##### READING TEXT

Blood pressure management in ischemic stroke

I have been on conferences and other meetings the last two weeks, which is why I didn’t write anything.

Back on track, we go back to the roots of a proper stroke physician: blood pressure management. We discuss the physiology and pathophysiology of autoregulation and it’s impairment in the penumbra of a stroke (regardless of whether it is small – a lacune – or big – an embolic stroke, there is always an area of tissue at risk around the stroke core). Depending on the time and place you measure it, brain tissue might like more or less of blood (flow or pressure); if it is not enough, ischemia develops, otherwise the breakthrough edema happens (as in RPLS aka PRES). If the local tissue pressure is too high (e.g. through edema), perfusion pressure needs to be higher than in areas where no pressure has developed.

All in all, you never know the distribution of pathophysiological processes and therefore you can never know the best blood pressure for your stroke. Now, if recanalization happens this doesn’t really matter much as the penumbra (hopefully) shrinks to nil, which is why this should be our primary goal. Otherwise or on the way to recanalization we compromise:

  • Don’t change blood pressure – you never know where it should be.

##########
##### SOURCE MATERIAL

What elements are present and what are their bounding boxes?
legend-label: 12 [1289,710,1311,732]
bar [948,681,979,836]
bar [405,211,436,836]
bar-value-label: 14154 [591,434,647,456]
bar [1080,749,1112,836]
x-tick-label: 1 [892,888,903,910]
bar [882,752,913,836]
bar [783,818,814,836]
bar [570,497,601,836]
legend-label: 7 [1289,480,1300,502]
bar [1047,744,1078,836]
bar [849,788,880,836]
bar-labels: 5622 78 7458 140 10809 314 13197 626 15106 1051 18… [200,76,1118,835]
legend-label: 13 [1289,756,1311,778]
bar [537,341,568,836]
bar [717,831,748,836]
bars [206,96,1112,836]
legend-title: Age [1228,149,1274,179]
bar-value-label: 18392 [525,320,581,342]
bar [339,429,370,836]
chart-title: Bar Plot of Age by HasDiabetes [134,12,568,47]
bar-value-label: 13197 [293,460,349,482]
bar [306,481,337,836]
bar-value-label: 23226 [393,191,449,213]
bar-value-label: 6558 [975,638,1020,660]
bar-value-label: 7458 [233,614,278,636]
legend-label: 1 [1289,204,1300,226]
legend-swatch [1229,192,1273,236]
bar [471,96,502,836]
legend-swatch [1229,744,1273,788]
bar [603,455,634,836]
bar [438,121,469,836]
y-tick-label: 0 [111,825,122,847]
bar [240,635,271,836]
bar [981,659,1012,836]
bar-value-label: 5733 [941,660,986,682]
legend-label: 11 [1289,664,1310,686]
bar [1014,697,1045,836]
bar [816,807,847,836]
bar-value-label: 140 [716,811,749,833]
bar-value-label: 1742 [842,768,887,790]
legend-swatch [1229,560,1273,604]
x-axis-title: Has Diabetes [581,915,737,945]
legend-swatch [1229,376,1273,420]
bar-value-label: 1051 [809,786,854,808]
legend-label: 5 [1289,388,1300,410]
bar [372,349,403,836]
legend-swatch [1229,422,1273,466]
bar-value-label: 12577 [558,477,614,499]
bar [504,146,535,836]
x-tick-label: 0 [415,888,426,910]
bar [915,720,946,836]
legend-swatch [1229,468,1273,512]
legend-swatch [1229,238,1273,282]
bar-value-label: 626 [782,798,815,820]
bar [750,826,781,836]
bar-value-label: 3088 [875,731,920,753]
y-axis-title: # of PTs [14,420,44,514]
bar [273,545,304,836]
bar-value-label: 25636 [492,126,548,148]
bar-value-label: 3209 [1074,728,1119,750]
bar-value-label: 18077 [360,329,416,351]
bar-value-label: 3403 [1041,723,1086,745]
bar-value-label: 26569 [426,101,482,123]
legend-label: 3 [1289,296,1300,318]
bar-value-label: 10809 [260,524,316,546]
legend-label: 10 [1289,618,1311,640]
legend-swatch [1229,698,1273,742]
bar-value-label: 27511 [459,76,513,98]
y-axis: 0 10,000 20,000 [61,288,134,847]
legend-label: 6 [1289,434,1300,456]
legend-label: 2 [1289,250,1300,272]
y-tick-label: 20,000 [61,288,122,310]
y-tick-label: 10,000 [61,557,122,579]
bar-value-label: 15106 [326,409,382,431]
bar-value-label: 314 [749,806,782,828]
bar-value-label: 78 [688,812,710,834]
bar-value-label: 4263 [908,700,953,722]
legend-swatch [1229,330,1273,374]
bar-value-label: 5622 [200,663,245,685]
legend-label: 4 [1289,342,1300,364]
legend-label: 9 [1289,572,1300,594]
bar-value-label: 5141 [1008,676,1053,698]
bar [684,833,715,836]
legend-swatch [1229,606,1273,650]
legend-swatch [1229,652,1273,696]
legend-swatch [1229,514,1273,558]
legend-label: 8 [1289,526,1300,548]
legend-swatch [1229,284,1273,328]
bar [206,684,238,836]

##########

→ WORK TASK 1: According to the text on blood pressure management in ischemic stroke, what should be the primary goal?
→ WORK TASK 2:
Do these statements agree with the text on blood pressure management in ischemic stroke? Answer yes or no for each and quote the deciding words.
(a) Only big embolic strokes have an area of tissue at risk around the stroke core.
(b) Where edema raises local tissue pressure, perfusion pressure needs to be higher.
(c) The best blood pressure for a given stroke can be known.
→ WORK TASK 3: Continue the text on blood pressure management in ischemic stroke from its last line.

→ EXPECTED ANSWER 1: Recanalization.

→ EXPECTED ANSWER 2:
(a) No: "regardless of whether it is small – a lacune – or big – an embolic stroke, there is always an area of tissue at risk around the stroke core"
(b) Yes: "If the local tissue pressure is too high (e.g. through edema), perfusion pressure needs to be higher than in areas where no pressure has developed."
(c) No: "you can never know the best blood pressure for your stroke"

→ EXPECTED ANSWER 3:
  • In extreme cases (> 220/110 mmHg) you are allowed to lower the blood pressure carefully (slowly) about – say – 20%
  • rtPA/recanalization: if you thrombolyse or try to mechanically recanalize, reduce RR to below 160 (as a goal, which means you arrive at 180 proper) to prepare for the time of recanalization (which you can never pinpoint)
  • After recanalization: breakthrough edema is dangerous, reduce RR to below 140 (as in post-CEA or post-stent)
  • If the acute phase is over (no tissue at risk left): wait for the natural fall of RR (roughly 7-10d)
  • Then (ambulatory care!) aim at < 140/90 mmHg; no particular preference for any substance class
  • For systolic hypertension w/o AI try thiazides.